# What you are asked to do
In the records below, find each line containing the word "color" and copy it.

# Exercise inputs
════════════════

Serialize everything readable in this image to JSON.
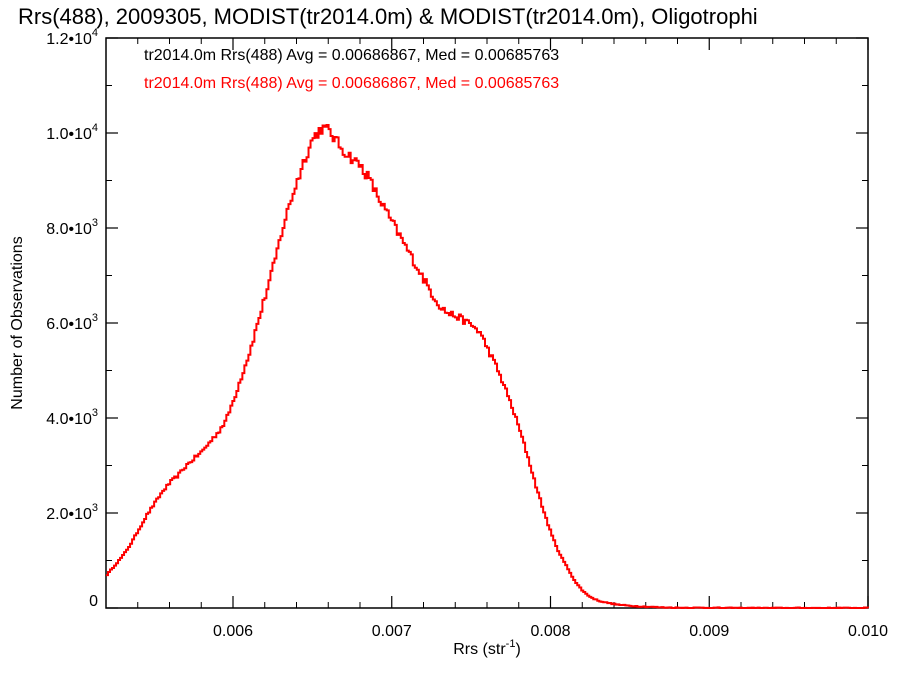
{
  "chart_data": {
    "type": "line",
    "title": "Rrs(488), 2009305, MODIST(tr2014.0m) & MODIST(tr2014.0m), Oligotrophi",
    "xlabel": "Rrs (str",
    "xlabel_sup": "-1",
    "xlabel_close": ")",
    "ylabel": "Number of Observations",
    "xlim": [
      0.0052,
      0.01
    ],
    "ylim": [
      0,
      12000
    ],
    "x_ticks": [
      {
        "value": 0.006,
        "label": "0.006"
      },
      {
        "value": 0.007,
        "label": "0.007"
      },
      {
        "value": 0.008,
        "label": "0.008"
      },
      {
        "value": 0.009,
        "label": "0.009"
      },
      {
        "value": 0.01,
        "label": "0.010"
      }
    ],
    "y_ticks": [
      {
        "value": 0,
        "mant": "0",
        "exp": ""
      },
      {
        "value": 2000,
        "mant": "2.0•10",
        "exp": "3"
      },
      {
        "value": 4000,
        "mant": "4.0•10",
        "exp": "3"
      },
      {
        "value": 6000,
        "mant": "6.0•10",
        "exp": "3"
      },
      {
        "value": 8000,
        "mant": "8.0•10",
        "exp": "3"
      },
      {
        "value": 10000,
        "mant": "1.0•10",
        "exp": "4"
      },
      {
        "value": 12000,
        "mant": "1.2•10",
        "exp": "4"
      }
    ],
    "legend": [
      {
        "text": "tr2014.0m Rrs(488) Avg = 0.00686867, Med = 0.00685763",
        "color": "#000000"
      },
      {
        "text": "tr2014.0m Rrs(488) Avg = 0.00686867, Med = 0.00685763",
        "color": "#ff0000"
      }
    ],
    "series": [
      {
        "color": "#ff0000",
        "step": true,
        "x": [
          0.0052,
          0.00525,
          0.0053,
          0.00535,
          0.0054,
          0.00545,
          0.0055,
          0.00555,
          0.0056,
          0.00565,
          0.0057,
          0.00575,
          0.0058,
          0.00585,
          0.0059,
          0.00595,
          0.006,
          0.00605,
          0.0061,
          0.00615,
          0.0062,
          0.00625,
          0.0063,
          0.00635,
          0.0064,
          0.00645,
          0.0065,
          0.00655,
          0.0066,
          0.00665,
          0.0067,
          0.00675,
          0.0068,
          0.00685,
          0.0069,
          0.00695,
          0.007,
          0.00705,
          0.0071,
          0.00715,
          0.0072,
          0.00725,
          0.0073,
          0.00735,
          0.0074,
          0.00745,
          0.0075,
          0.00755,
          0.0076,
          0.00765,
          0.0077,
          0.00775,
          0.0078,
          0.00785,
          0.0079,
          0.00795,
          0.008,
          0.00805,
          0.0081,
          0.00815,
          0.0082,
          0.00825,
          0.0083,
          0.00835,
          0.0084,
          0.00845,
          0.0085,
          0.00855,
          0.0086,
          0.00865,
          0.0087,
          0.00875,
          0.0088,
          0.00885,
          0.0089,
          0.00895,
          0.009,
          0.0091,
          0.0092,
          0.0093,
          0.0094,
          0.0095,
          0.0096,
          0.0097,
          0.0098,
          0.0099,
          0.01
        ],
        "y": [
          700,
          900,
          1100,
          1350,
          1650,
          1950,
          2200,
          2450,
          2650,
          2800,
          3000,
          3150,
          3300,
          3500,
          3700,
          3950,
          4400,
          4900,
          5400,
          6000,
          6600,
          7200,
          7900,
          8500,
          9000,
          9500,
          9900,
          10100,
          10050,
          9800,
          9600,
          9450,
          9300,
          9050,
          8700,
          8400,
          8100,
          7800,
          7500,
          7200,
          6900,
          6600,
          6350,
          6200,
          6150,
          6050,
          5950,
          5800,
          5450,
          5100,
          4700,
          4250,
          3750,
          3200,
          2600,
          2050,
          1550,
          1150,
          850,
          550,
          350,
          220,
          150,
          110,
          80,
          60,
          45,
          35,
          28,
          20,
          12,
          10,
          5,
          5,
          5,
          5,
          5,
          0,
          0,
          0,
          0,
          0,
          0,
          0,
          0,
          0,
          0
        ]
      }
    ]
  }
}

════════════════

# Task result
        "color": "#000000"
        "color": "#ff0000"
        "color": "#ff0000",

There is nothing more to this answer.